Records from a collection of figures

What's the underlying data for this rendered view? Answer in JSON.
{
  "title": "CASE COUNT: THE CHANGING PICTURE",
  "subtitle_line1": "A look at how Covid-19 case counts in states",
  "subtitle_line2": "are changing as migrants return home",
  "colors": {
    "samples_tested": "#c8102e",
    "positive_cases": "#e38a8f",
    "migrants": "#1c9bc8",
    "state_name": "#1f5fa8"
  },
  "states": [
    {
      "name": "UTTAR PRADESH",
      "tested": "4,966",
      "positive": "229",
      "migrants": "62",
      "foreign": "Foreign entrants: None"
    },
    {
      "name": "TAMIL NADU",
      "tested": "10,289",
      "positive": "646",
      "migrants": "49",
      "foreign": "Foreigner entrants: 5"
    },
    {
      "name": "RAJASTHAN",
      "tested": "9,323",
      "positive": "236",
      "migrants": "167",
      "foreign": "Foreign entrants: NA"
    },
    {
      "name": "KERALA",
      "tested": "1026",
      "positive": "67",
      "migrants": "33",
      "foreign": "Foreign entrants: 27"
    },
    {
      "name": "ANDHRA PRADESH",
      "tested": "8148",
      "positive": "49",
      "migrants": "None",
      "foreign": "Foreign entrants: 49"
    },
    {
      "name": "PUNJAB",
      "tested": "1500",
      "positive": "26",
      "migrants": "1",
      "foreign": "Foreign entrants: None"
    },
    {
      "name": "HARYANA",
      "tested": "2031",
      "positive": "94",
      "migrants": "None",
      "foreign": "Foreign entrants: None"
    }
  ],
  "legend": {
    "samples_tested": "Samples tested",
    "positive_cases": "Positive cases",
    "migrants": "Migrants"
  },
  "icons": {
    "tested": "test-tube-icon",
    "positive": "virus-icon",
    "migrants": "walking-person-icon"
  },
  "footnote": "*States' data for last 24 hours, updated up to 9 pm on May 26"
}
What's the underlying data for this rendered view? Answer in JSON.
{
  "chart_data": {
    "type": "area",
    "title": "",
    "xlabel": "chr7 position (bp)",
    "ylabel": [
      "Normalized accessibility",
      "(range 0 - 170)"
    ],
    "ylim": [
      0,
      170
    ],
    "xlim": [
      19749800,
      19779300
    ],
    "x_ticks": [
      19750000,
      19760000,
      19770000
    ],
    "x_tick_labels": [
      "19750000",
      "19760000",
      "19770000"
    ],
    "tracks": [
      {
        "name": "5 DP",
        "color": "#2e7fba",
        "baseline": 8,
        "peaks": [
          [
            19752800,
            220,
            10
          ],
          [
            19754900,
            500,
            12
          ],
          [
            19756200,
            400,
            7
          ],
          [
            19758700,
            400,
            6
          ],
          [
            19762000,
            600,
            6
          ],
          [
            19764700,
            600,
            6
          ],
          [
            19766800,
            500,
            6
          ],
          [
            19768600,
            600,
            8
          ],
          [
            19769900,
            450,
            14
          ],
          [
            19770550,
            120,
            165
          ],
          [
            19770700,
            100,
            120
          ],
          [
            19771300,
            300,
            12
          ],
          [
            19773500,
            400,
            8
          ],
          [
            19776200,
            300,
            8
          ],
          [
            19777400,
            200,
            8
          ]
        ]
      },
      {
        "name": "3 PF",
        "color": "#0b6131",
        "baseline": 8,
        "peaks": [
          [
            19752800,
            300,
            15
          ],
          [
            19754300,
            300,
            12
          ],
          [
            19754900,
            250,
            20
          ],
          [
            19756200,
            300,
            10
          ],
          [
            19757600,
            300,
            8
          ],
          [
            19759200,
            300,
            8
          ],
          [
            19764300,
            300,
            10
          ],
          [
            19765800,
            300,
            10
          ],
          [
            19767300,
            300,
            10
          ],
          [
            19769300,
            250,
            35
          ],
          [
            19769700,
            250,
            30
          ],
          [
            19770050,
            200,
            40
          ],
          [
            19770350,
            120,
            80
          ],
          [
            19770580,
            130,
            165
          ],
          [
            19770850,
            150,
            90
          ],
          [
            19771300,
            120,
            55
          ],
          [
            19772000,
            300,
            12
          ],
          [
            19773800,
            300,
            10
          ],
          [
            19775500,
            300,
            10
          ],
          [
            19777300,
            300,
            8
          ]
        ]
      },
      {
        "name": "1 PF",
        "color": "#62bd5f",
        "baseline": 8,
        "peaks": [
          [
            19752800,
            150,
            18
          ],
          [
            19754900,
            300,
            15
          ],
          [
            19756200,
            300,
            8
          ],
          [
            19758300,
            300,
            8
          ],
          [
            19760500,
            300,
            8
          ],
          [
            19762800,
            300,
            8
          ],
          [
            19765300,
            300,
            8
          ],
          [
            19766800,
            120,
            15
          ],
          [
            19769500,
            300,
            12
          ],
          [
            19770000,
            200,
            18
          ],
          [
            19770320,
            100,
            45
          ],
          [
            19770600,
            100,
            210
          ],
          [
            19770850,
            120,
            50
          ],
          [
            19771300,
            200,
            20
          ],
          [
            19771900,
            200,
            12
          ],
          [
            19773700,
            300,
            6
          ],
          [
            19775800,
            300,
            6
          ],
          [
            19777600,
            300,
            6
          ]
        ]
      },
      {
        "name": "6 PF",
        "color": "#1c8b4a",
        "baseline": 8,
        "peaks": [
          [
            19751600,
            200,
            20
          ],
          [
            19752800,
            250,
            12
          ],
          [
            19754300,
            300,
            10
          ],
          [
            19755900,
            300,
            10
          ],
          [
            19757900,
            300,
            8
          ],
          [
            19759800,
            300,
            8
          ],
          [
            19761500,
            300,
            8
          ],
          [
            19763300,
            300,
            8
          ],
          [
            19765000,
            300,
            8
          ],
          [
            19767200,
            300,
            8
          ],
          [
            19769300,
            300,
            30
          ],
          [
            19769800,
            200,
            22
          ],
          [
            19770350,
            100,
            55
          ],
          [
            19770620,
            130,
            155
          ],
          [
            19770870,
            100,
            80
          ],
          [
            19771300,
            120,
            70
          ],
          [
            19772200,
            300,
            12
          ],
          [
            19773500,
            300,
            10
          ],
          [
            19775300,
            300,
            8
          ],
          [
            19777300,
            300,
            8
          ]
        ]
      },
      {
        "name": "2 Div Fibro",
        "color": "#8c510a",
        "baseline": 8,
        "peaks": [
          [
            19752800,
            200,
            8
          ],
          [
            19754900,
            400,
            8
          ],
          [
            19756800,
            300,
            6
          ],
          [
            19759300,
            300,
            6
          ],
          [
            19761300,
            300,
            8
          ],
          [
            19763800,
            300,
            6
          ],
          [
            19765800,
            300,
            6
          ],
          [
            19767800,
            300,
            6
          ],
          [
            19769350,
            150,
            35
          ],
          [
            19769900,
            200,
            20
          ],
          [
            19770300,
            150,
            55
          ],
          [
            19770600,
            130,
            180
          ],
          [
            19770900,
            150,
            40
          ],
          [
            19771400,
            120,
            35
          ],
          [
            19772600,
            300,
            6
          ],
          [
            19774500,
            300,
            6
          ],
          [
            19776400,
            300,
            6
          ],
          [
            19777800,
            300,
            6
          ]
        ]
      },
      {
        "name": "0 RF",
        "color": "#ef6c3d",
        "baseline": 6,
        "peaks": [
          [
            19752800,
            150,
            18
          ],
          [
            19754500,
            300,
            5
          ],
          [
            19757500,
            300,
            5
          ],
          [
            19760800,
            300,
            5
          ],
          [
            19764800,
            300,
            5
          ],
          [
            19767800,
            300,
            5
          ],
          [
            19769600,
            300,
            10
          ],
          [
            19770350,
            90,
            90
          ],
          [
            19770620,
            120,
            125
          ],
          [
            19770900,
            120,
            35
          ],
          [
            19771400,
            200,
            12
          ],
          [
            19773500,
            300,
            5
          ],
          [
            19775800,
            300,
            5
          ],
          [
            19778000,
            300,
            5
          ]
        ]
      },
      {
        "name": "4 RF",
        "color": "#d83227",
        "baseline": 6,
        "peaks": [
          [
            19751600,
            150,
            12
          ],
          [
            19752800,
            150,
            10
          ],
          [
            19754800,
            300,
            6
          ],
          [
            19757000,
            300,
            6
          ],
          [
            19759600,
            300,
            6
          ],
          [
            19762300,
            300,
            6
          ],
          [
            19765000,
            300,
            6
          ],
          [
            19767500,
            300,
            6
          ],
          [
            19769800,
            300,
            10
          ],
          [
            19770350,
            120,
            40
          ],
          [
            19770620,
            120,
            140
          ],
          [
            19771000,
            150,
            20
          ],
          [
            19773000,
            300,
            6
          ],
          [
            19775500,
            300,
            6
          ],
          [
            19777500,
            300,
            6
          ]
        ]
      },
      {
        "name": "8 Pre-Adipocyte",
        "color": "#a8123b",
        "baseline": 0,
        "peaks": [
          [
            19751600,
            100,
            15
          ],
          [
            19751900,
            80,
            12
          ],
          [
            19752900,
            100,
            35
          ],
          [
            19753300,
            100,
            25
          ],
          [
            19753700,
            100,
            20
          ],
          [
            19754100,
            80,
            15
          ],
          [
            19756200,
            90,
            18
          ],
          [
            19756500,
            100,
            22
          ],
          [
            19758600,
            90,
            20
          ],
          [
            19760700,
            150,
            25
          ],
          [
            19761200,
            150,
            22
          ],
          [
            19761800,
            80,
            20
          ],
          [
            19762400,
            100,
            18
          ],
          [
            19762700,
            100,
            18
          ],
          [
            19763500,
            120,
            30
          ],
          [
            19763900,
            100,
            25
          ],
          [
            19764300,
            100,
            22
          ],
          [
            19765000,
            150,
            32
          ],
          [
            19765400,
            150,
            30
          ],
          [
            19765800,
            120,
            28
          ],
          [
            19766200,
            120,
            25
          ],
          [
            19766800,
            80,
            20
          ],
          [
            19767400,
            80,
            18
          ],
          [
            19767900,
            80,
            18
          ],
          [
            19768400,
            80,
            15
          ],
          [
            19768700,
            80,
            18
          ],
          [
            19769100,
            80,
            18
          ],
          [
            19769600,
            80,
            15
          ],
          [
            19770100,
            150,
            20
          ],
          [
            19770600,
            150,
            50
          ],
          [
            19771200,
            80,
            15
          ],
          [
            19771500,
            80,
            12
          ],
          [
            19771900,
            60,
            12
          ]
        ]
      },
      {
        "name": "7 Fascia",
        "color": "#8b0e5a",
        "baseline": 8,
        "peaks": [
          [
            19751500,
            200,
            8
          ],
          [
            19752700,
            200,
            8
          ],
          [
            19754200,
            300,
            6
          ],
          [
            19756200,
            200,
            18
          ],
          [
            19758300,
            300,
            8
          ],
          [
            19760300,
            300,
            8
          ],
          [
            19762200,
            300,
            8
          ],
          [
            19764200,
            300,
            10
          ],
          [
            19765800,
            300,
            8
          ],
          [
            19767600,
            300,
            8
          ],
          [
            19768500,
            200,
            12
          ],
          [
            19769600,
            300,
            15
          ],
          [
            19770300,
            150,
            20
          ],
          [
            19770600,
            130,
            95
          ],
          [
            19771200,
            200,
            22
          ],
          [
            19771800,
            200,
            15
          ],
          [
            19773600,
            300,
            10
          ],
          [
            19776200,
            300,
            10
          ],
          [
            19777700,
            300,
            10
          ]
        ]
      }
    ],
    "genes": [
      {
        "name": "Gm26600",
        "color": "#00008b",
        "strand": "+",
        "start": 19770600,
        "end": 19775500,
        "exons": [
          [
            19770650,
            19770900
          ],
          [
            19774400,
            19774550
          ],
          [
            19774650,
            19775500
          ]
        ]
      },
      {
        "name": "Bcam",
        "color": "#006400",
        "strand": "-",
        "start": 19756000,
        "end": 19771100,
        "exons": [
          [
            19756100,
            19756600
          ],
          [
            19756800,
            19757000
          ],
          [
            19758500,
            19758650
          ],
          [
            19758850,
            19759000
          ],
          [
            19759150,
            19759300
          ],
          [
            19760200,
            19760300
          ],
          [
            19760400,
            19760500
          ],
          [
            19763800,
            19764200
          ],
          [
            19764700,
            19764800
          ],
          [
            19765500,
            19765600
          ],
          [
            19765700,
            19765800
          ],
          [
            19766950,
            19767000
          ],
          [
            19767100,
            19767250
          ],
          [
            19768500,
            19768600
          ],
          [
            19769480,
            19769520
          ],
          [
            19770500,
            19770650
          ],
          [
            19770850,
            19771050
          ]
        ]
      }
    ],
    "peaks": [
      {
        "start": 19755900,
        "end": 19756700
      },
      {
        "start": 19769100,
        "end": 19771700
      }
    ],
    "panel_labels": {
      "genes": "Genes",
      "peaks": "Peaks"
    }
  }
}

→ **EXERCISE**: All lines above that include the word "start" should be located and copied.

→ **ANSWER SECTION**:
        "start": 19770600,
        "start": 19756000,
        "start": 19755900,
        "start": 19769100,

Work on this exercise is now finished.